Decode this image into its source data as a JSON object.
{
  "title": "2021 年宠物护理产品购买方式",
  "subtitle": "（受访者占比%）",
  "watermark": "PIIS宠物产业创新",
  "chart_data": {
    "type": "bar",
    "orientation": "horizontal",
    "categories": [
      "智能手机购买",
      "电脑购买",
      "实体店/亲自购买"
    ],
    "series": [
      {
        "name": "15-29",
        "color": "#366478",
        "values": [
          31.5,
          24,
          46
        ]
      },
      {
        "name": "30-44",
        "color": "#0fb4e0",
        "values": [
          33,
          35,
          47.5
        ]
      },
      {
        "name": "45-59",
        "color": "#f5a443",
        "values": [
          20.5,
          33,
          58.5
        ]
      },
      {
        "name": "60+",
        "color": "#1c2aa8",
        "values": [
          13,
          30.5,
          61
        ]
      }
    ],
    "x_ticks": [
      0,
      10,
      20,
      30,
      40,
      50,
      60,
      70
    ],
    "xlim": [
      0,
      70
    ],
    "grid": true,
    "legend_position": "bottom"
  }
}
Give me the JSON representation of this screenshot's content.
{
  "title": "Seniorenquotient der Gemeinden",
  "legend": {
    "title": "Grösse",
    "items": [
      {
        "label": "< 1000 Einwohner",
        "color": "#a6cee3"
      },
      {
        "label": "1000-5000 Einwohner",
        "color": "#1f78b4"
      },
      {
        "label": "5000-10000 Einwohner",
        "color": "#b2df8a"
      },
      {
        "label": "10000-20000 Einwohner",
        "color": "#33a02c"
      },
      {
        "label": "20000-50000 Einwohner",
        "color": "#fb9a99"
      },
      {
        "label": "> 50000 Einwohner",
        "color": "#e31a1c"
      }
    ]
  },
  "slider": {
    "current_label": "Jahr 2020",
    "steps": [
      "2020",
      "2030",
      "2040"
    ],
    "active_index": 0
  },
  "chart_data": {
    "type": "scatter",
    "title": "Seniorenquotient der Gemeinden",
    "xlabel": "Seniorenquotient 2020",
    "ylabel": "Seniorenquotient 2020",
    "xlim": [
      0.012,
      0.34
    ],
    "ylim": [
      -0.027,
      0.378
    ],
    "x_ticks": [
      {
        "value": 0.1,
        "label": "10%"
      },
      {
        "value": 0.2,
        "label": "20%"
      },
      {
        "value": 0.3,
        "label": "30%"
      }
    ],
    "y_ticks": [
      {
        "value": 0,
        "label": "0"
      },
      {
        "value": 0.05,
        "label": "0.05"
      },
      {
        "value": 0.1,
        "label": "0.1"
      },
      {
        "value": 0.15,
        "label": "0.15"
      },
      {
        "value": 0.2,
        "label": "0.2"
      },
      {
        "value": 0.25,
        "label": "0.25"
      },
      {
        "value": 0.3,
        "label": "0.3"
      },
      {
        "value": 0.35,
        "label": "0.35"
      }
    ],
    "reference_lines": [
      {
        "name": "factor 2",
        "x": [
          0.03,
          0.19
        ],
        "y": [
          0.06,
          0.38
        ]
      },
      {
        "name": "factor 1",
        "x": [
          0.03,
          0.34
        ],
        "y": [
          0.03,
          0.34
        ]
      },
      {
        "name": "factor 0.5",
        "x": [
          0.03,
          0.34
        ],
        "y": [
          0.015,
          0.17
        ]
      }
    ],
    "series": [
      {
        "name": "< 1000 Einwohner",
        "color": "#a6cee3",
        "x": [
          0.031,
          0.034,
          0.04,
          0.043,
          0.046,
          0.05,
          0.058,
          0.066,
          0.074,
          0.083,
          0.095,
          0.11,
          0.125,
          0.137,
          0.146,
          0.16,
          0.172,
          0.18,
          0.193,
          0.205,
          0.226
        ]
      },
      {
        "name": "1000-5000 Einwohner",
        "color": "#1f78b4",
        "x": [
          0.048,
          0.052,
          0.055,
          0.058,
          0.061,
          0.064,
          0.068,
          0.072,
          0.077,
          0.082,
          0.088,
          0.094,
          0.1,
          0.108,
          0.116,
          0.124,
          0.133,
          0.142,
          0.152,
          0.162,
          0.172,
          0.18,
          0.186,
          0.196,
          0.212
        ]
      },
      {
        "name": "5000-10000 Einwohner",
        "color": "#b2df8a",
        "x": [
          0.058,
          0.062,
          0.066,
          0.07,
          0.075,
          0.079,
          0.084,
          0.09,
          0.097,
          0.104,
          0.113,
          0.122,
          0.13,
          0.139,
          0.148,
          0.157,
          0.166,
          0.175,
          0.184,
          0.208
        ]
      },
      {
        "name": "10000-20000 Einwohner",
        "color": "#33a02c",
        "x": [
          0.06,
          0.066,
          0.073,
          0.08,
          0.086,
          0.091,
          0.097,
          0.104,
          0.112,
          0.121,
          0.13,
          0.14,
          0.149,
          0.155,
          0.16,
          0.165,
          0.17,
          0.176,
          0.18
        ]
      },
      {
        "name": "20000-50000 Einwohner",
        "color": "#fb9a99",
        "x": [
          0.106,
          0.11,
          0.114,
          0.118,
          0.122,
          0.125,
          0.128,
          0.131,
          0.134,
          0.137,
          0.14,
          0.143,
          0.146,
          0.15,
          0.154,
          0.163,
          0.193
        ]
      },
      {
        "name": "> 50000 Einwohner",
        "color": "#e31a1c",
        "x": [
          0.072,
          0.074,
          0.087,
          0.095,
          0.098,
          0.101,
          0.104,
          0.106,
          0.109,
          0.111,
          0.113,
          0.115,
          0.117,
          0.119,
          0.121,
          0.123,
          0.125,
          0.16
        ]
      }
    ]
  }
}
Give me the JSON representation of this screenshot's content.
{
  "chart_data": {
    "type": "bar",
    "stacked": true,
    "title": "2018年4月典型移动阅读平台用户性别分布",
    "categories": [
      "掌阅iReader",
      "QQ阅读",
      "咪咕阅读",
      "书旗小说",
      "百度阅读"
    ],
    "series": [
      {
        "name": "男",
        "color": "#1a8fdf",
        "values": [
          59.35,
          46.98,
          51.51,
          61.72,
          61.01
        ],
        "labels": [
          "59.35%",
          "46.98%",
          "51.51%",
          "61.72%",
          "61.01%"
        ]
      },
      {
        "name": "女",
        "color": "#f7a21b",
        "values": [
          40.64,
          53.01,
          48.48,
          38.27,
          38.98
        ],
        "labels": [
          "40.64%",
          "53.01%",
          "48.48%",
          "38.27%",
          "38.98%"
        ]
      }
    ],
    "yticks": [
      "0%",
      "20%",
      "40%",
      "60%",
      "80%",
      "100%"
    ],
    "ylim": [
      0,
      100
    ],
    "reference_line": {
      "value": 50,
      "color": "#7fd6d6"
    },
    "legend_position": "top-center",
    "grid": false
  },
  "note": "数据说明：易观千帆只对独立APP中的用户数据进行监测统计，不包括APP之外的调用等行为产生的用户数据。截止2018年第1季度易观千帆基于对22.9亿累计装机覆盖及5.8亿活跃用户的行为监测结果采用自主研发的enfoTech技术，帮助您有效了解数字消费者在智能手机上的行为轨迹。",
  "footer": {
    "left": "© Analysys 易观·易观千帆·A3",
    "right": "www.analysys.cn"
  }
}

****************

Task instructions - Every line above needs to be retyped exactly.

Exercise result -
Decode this image into its source data as a JSON object.
{
  "title": "2021 年宠物护理产品购买方式",
  "subtitle": "（受访者占比%）",
  "watermark": "PIIS宠物产业创新",
  "chart_data": {
    "type": "bar",
    "orientation": "horizontal",
    "categories": [
      "智能手机购买",
      "电脑购买",
      "实体店/亲自购买"
    ],
    "series": [
      {
        "name": "15-29",
        "color": "#366478",
        "values": [
          31.5,
          24,
          46
        ]
      },
      {
        "name": "30-44",
        "color": "#0fb4e0",
        "values": [
          33,
          35,
          47.5
        ]
      },
      {
        "name": "45-59",
        "color": "#f5a443",
        "values": [
          20.5,
          33,
          58.5
        ]
      },
      {
        "name": "60+",
        "color": "#1c2aa8",
        "values": [
          13,
          30.5,
          61
        ]
      }
    ],
    "x_ticks": [
      0,
      10,
      20,
      30,
      40,
      50,
      60,
      70
    ],
    "xlim": [
      0,
      70
    ],
    "grid": true,
    "legend_position": "bottom"
  }
}
Give me the JSON representation of this screenshot's content.
{
  "title": "Seniorenquotient der Gemeinden",
  "legend": {
    "title": "Grösse",
    "items": [
      {
        "label": "< 1000 Einwohner",
        "color": "#a6cee3"
      },
      {
        "label": "1000-5000 Einwohner",
        "color": "#1f78b4"
      },
      {
        "label": "5000-10000 Einwohner",
        "color": "#b2df8a"
      },
      {
        "label": "10000-20000 Einwohner",
        "color": "#33a02c"
      },
      {
        "label": "20000-50000 Einwohner",
        "color": "#fb9a99"
      },
      {
        "label": "> 50000 Einwohner",
        "color": "#e31a1c"
      }
    ]
  },
  "slider": {
    "current_label": "Jahr 2020",
    "steps": [
      "2020",
      "2030",
      "2040"
    ],
    "active_index": 0
  },
  "chart_data": {
    "type": "scatter",
    "title": "Seniorenquotient der Gemeinden",
    "xlabel": "Seniorenquotient 2020",
    "ylabel": "Seniorenquotient 2020",
    "xlim": [
      0.012,
      0.34
    ],
    "ylim": [
      -0.027,
      0.378
    ],
    "x_ticks": [
      {
        "value": 0.1,
        "label": "10%"
      },
      {
        "value": 0.2,
        "label": "20%"
      },
      {
        "value": 0.3,
        "label": "30%"
      }
    ],
    "y_ticks": [
      {
        "value": 0,
        "label": "0"
      },
      {
        "value": 0.05,
        "label": "0.05"
      },
      {
        "value": 0.1,
        "label": "0.1"
      },
      {
        "value": 0.15,
        "label": "0.15"
      },
      {
        "value": 0.2,
        "label": "0.2"
      },
      {
        "value": 0.25,
        "label": "0.25"
      },
      {
        "value": 0.3,
        "label": "0.3"
      },
      {
        "value": 0.35,
        "label": "0.35"
      }
    ],
    "reference_lines": [
      {
        "name": "factor 2",
        "x": [
          0.03,
          0.19
        ],
        "y": [
          0.06,
          0.38
        ]
      },
      {
        "name": "factor 1",
        "x": [
          0.03,
          0.34
        ],
        "y": [
          0.03,
          0.34
        ]
      },
      {
        "name": "factor 0.5",
        "x": [
          0.03,
          0.34
        ],
        "y": [
          0.015,
          0.17
        ]
      }
    ],
    "series": [
      {
        "name": "< 1000 Einwohner",
        "color": "#a6cee3",
        "x": [
          0.031,
          0.034,
          0.04,
          0.043,
          0.046,
          0.05,
          0.058,
          0.066,
          0.074,
          0.083,
          0.095,
          0.11,
          0.125,
          0.137,
          0.146,
          0.16,
          0.172,
          0.18,
          0.193,
          0.205,
          0.226
        ]
      },
      {
        "name": "1000-5000 Einwohner",
        "color": "#1f78b4",
        "x": [
          0.048,
          0.052,
          0.055,
          0.058,
          0.061,
          0.064,
          0.068,
          0.072,
          0.077,
          0.082,
          0.088,
          0.094,
          0.1,
          0.108,
          0.116,
          0.124,
          0.133,
          0.142,
          0.152,
          0.162,
          0.172,
          0.18,
          0.186,
          0.196,
          0.212
        ]
      },
      {
        "name": "5000-10000 Einwohner",
        "color": "#b2df8a",
        "x": [
          0.058,
          0.062,
          0.066,
          0.07,
          0.075,
          0.079,
          0.084,
          0.09,
          0.097,
          0.104,
          0.113,
          0.122,
          0.13,
          0.139,
          0.148,
          0.157,
          0.166,
          0.175,
          0.184,
          0.208
        ]
      },
      {
        "name": "10000-20000 Einwohner",
        "color": "#33a02c",
        "x": [
          0.06,
          0.066,
          0.073,
          0.08,
          0.086,
          0.091,
          0.097,
          0.104,
          0.112,
          0.121,
          0.13,
          0.14,
          0.149,
          0.155,
          0.16,
          0.165,
          0.17,
          0.176,
          0.18
        ]
      },
      {
        "name": "20000-50000 Einwohner",
        "color": "#fb9a99",
        "x": [
          0.106,
          0.11,
          0.114,
          0.118,
          0.122,
          0.125,
          0.128,
          0.131,
          0.134,
          0.137,
          0.14,
          0.143,
          0.146,
          0.15,
          0.154,
          0.163,
          0.193
        ]
      },
      {
        "name": "> 50000 Einwohner",
        "color": "#e31a1c",
        "x": [
          0.072,
          0.074,
          0.087,
          0.095,
          0.098,
          0.101,
          0.104,
          0.106,
          0.109,
          0.111,
          0.113,
          0.115,
          0.117,
          0.119,
          0.121,
          0.123,
          0.125,
          0.16
        ]
      }
    ]
  }
}
Give me the JSON representation of this screenshot's content.
{
  "chart_data": {
    "type": "bar",
    "stacked": true,
    "title": "2018年4月典型移动阅读平台用户性别分布",
    "categories": [
      "掌阅iReader",
      "QQ阅读",
      "咪咕阅读",
      "书旗小说",
      "百度阅读"
    ],
    "series": [
      {
        "name": "男",
        "color": "#1a8fdf",
        "values": [
          59.35,
          46.98,
          51.51,
          61.72,
          61.01
        ],
        "labels": [
          "59.35%",
          "46.98%",
          "51.51%",
          "61.72%",
          "61.01%"
        ]
      },
      {
        "name": "女",
        "color": "#f7a21b",
        "values": [
          40.64,
          53.01,
          48.48,
          38.27,
          38.98
        ],
        "labels": [
          "40.64%",
          "53.01%",
          "48.48%",
          "38.27%",
          "38.98%"
        ]
      }
    ],
    "yticks": [
      "0%",
      "20%",
      "40%",
      "60%",
      "80%",
      "100%"
    ],
    "ylim": [
      0,
      100
    ],
    "reference_line": {
      "value": 50,
      "color": "#7fd6d6"
    },
    "legend_position": "top-center",
    "grid": false
  },
  "note": "数据说明：易观千帆只对独立APP中的用户数据进行监测统计，不包括APP之外的调用等行为产生的用户数据。截止2018年第1季度易观千帆基于对22.9亿累计装机覆盖及5.8亿活跃用户的行为监测结果采用自主研发的enfoTech技术，帮助您有效了解数字消费者在智能手机上的行为轨迹。",
  "footer": {
    "left": "© Analysys 易观·易观千帆·A3",
    "right": "www.analysys.cn"
  }
}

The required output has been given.